Note each line where "object" appears, and copy it.

• **Source records**
....................

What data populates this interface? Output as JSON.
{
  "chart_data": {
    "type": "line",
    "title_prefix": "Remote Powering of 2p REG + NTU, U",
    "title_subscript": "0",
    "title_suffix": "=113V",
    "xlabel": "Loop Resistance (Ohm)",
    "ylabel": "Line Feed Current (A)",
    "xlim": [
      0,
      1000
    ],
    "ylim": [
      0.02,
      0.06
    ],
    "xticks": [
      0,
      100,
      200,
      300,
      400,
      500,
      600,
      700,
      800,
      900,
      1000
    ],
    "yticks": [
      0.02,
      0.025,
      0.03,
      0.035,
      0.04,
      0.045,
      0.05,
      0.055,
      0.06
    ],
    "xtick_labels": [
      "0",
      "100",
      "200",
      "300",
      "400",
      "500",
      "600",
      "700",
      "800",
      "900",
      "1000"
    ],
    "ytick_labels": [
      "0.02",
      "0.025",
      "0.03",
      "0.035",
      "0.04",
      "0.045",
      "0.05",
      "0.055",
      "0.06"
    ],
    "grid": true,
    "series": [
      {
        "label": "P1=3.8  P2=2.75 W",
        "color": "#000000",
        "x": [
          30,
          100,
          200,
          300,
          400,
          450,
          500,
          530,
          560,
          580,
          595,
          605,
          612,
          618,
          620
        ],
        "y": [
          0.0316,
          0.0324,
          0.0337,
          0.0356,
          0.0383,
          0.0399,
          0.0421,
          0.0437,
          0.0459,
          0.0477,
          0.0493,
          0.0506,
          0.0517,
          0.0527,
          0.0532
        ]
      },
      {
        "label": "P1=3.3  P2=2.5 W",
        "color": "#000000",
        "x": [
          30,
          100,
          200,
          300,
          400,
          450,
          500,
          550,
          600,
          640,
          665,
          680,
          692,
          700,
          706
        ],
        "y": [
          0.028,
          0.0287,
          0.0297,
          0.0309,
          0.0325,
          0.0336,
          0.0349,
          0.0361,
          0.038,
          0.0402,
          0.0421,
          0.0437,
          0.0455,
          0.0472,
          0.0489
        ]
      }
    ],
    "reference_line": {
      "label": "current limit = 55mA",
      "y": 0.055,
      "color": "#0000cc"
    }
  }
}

....................

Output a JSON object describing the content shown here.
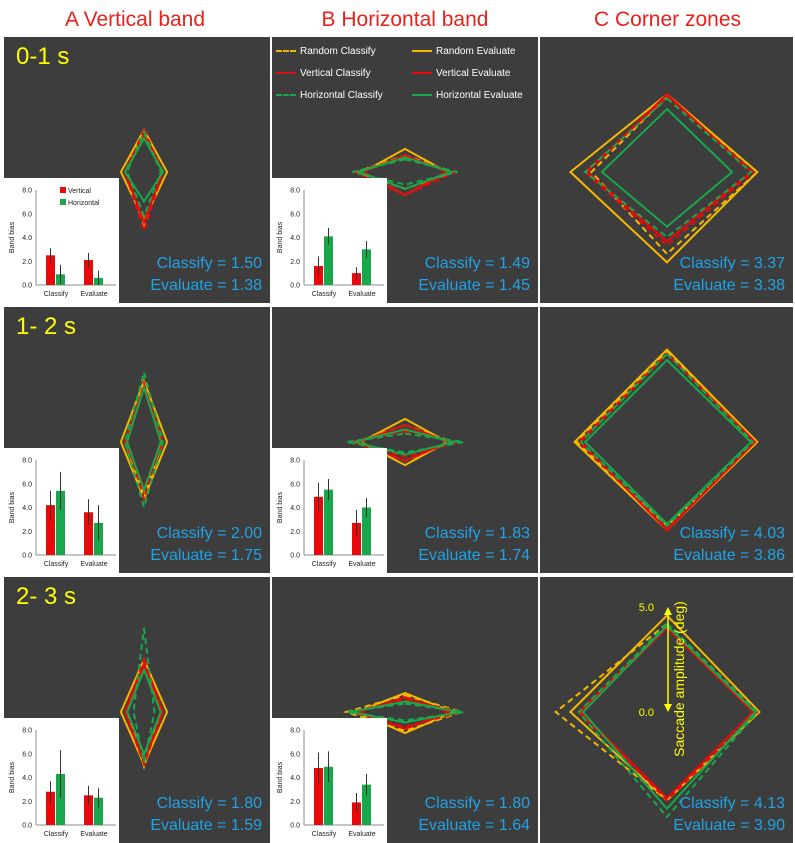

....................

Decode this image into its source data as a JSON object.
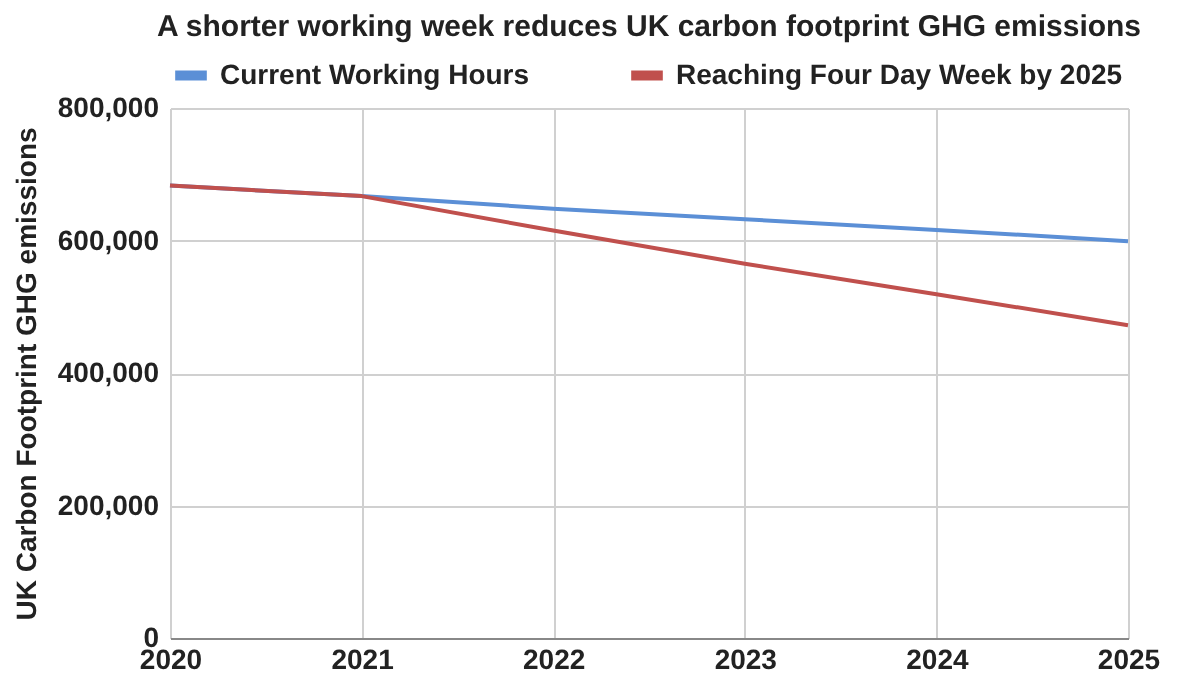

....................

• **Result for this task**
Output a JSON object describing the content shown here.
Decode this image into its source data as a JSON object.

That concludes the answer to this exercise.